Problem to solve |
Return a copy of every line in the records that includes the word "subtitle".

start Material to process

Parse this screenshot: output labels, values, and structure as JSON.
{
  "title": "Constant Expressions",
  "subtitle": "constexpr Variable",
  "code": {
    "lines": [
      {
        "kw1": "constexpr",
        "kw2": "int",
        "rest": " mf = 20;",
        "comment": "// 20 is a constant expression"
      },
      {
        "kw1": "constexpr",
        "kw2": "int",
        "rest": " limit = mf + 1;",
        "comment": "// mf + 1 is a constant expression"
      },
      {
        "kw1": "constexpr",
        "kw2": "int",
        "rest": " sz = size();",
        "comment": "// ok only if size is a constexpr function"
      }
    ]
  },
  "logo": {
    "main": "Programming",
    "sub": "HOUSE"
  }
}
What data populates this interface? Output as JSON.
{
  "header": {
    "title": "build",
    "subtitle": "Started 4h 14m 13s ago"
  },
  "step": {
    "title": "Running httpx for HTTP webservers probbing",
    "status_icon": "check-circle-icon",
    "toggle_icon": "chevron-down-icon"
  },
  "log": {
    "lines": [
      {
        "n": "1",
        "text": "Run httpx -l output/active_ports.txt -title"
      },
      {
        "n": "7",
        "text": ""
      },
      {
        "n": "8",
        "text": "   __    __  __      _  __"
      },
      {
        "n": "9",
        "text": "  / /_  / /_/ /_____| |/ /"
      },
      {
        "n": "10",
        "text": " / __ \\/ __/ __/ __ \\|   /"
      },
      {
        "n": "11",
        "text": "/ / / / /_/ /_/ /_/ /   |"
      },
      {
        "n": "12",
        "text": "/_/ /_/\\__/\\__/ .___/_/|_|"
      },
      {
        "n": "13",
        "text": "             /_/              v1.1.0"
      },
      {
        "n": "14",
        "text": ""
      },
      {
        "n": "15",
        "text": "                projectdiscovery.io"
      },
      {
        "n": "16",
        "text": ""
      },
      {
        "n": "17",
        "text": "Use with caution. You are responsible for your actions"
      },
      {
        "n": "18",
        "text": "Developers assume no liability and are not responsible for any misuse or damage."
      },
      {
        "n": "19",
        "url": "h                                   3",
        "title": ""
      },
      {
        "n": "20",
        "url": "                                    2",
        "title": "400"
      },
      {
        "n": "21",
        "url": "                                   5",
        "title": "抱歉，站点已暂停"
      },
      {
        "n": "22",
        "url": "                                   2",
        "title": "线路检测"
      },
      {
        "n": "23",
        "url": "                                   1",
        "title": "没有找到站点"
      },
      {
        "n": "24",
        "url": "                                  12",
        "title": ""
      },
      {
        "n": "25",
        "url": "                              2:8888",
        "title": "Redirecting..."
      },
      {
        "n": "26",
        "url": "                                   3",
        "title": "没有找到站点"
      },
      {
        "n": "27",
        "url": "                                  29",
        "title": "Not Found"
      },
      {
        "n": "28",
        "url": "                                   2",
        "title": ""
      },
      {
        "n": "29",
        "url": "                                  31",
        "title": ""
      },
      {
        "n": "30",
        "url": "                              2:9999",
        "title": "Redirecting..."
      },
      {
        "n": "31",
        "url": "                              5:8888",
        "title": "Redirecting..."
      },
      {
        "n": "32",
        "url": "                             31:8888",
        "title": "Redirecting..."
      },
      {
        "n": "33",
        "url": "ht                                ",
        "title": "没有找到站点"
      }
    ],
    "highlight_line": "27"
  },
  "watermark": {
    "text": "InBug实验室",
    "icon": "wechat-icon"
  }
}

end Material to process

Reply |
  "subtitle": "constexpr Variable",
    "subtitle": "Started 4h 14m 13s ago"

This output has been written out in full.